> What is being asked
Restate each line word for word. Leave out every picture.

[START Supplied records]

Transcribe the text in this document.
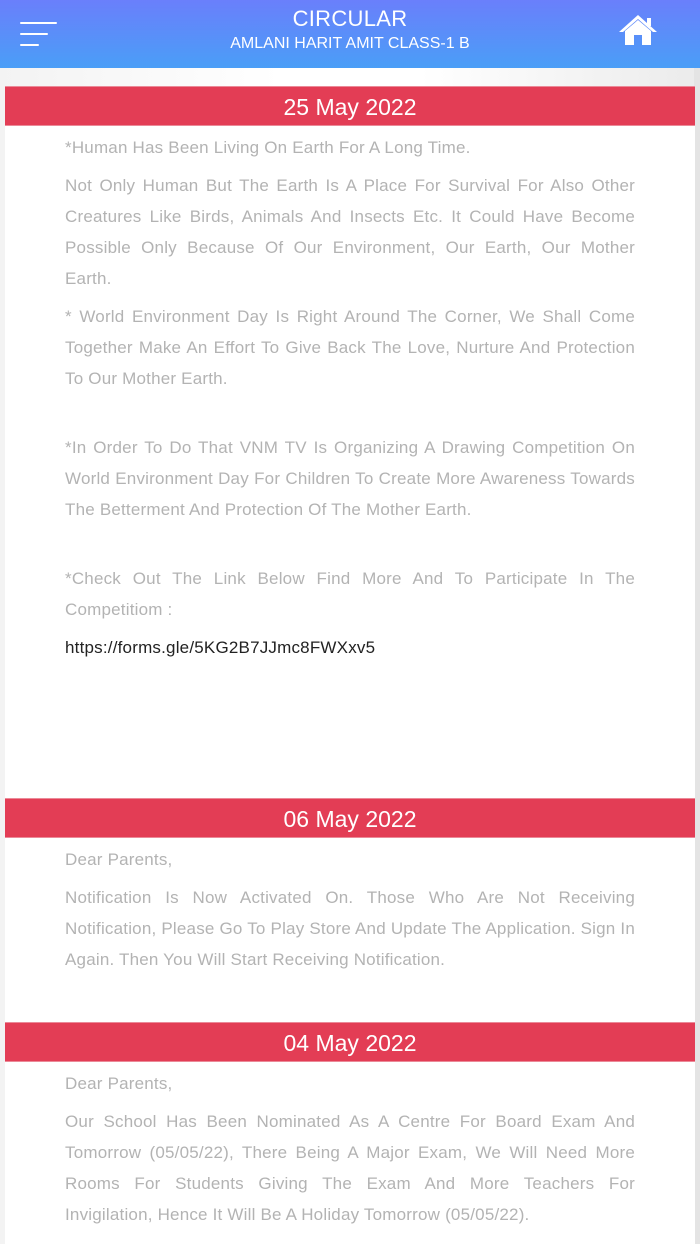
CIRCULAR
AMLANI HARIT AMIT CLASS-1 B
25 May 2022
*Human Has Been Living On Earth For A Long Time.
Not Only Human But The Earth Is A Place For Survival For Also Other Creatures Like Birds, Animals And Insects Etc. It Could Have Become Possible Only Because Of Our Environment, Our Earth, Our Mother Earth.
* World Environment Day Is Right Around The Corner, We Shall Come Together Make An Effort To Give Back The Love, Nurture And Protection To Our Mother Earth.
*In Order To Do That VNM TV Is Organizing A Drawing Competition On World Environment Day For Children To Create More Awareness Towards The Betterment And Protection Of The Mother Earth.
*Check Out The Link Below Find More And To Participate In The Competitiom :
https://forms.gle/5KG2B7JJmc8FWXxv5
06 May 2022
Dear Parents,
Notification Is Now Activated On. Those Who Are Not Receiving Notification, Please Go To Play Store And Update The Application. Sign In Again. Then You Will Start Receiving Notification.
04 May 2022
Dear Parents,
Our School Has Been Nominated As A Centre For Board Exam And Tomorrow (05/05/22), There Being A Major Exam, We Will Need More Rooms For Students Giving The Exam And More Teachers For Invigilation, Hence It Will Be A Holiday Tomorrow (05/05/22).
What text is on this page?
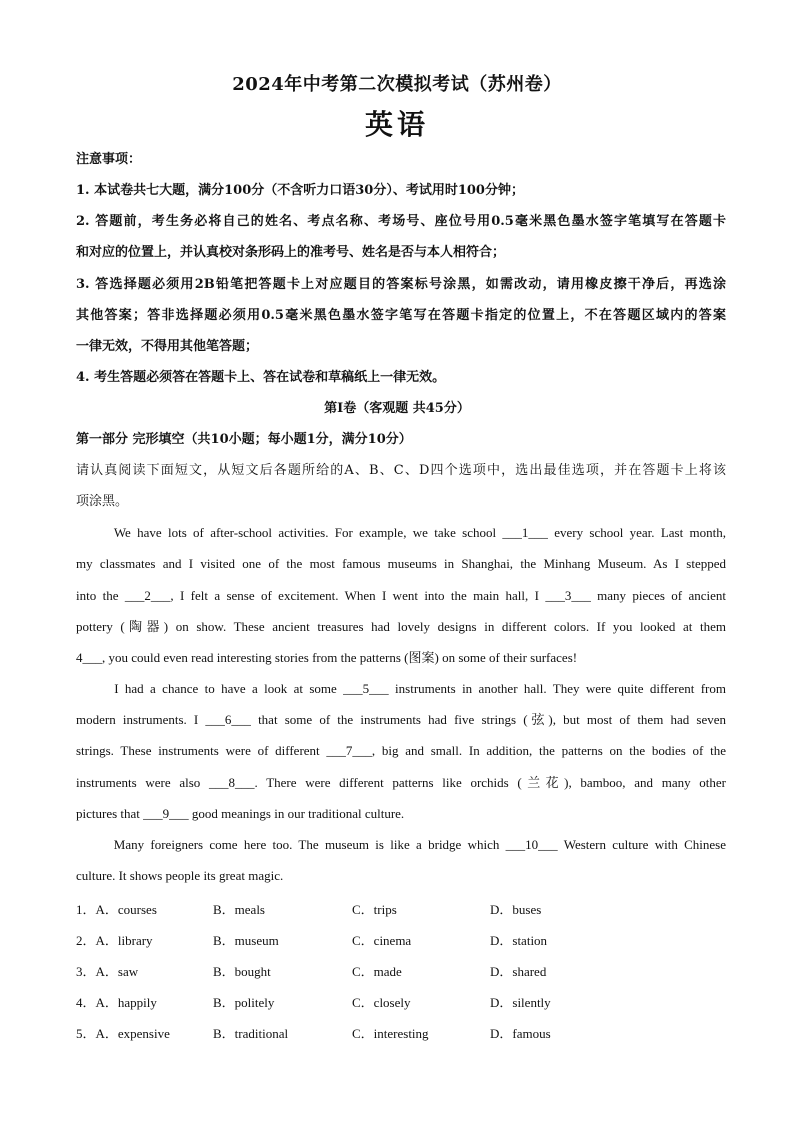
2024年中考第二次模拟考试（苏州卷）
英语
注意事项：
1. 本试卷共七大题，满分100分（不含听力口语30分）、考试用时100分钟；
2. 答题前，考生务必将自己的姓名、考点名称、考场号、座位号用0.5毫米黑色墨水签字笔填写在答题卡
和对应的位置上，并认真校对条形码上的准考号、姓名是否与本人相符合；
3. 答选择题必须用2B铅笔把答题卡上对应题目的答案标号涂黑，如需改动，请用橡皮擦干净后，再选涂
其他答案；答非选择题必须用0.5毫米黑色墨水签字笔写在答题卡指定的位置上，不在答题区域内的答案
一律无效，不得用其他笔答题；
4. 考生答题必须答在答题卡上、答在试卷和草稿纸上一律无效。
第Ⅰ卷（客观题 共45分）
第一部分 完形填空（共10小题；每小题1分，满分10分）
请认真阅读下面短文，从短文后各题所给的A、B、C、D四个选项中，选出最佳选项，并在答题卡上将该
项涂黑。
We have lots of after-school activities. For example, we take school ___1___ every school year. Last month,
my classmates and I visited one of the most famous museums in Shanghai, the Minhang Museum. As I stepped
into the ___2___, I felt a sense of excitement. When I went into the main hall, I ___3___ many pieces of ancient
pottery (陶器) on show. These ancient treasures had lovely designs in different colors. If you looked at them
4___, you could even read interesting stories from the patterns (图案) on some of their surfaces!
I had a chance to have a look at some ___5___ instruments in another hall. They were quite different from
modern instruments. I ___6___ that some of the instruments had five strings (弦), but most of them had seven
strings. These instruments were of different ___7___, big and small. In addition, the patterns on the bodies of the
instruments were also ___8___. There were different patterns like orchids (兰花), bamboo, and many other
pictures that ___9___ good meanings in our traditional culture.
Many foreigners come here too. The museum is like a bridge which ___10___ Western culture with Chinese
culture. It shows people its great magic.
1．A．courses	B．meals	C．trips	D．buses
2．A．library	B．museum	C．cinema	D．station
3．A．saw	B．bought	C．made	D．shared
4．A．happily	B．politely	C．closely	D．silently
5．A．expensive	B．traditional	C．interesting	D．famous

[END Supplied records]

> The reply
Transcribe the text in this document.
CIRCULAR
AMLANI HARIT AMIT CLASS-1 B
25 May 2022
*Human Has Been Living On Earth For A Long Time.
Not Only Human But The Earth Is A Place For Survival For Also Other Creatures Like Birds, Animals And Insects Etc. It Could Have Become Possible Only Because Of Our Environment, Our Earth, Our Mother Earth.
* World Environment Day Is Right Around The Corner, We Shall Come Together Make An Effort To Give Back The Love, Nurture And Protection To Our Mother Earth.
*In Order To Do That VNM TV Is Organizing A Drawing Competition On World Environment Day For Children To Create More Awareness Towards The Betterment And Protection Of The Mother Earth.
*Check Out The Link Below Find More And To Participate In The Competitiom :
https://forms.gle/5KG2B7JJmc8FWXxv5
06 May 2022
Dear Parents,
Notification Is Now Activated On. Those Who Are Not Receiving Notification, Please Go To Play Store And Update The Application. Sign In Again. Then You Will Start Receiving Notification.
04 May 2022
Dear Parents,
Our School Has Been Nominated As A Centre For Board Exam And Tomorrow (05/05/22), There Being A Major Exam, We Will Need More Rooms For Students Giving The Exam And More Teachers For Invigilation, Hence It Will Be A Holiday Tomorrow (05/05/22).
What text is on this page?
2024年中考第二次模拟考试（苏州卷）
英语
注意事项：
1. 本试卷共七大题，满分100分（不含听力口语30分）、考试用时100分钟；
2. 答题前，考生务必将自己的姓名、考点名称、考场号、座位号用0.5毫米黑色墨水签字笔填写在答题卡
和对应的位置上，并认真校对条形码上的准考号、姓名是否与本人相符合；
3. 答选择题必须用2B铅笔把答题卡上对应题目的答案标号涂黑，如需改动，请用橡皮擦干净后，再选涂
其他答案；答非选择题必须用0.5毫米黑色墨水签字笔写在答题卡指定的位置上，不在答题区域内的答案
一律无效，不得用其他笔答题；
4. 考生答题必须答在答题卡上、答在试卷和草稿纸上一律无效。
第Ⅰ卷（客观题 共45分）
第一部分 完形填空（共10小题；每小题1分，满分10分）
请认真阅读下面短文，从短文后各题所给的A、B、C、D四个选项中，选出最佳选项，并在答题卡上将该
项涂黑。
We have lots of after-school activities. For example, we take school ___1___ every school year. Last month,
my classmates and I visited one of the most famous museums in Shanghai, the Minhang Museum. As I stepped
into the ___2___, I felt a sense of excitement. When I went into the main hall, I ___3___ many pieces of ancient
pottery (陶器) on show. These ancient treasures had lovely designs in different colors. If you looked at them
4___, you could even read interesting stories from the patterns (图案) on some of their surfaces!
I had a chance to have a look at some ___5___ instruments in another hall. They were quite different from
modern instruments. I ___6___ that some of the instruments had five strings (弦), but most of them had seven
strings. These instruments were of different ___7___, big and small. In addition, the patterns on the bodies of the
instruments were also ___8___. There were different patterns like orchids (兰花), bamboo, and many other
pictures that ___9___ good meanings in our traditional culture.
Many foreigners come here too. The museum is like a bridge which ___10___ Western culture with Chinese
culture. It shows people its great magic.
1．A．courses	B．meals	C．trips	D．buses
2．A．library	B．museum	C．cinema	D．station
3．A．saw	B．bought	C．made	D．shared
4．A．happily	B．politely	C．closely	D．silently
5．A．expensive	B．traditional	C．interesting	D．famous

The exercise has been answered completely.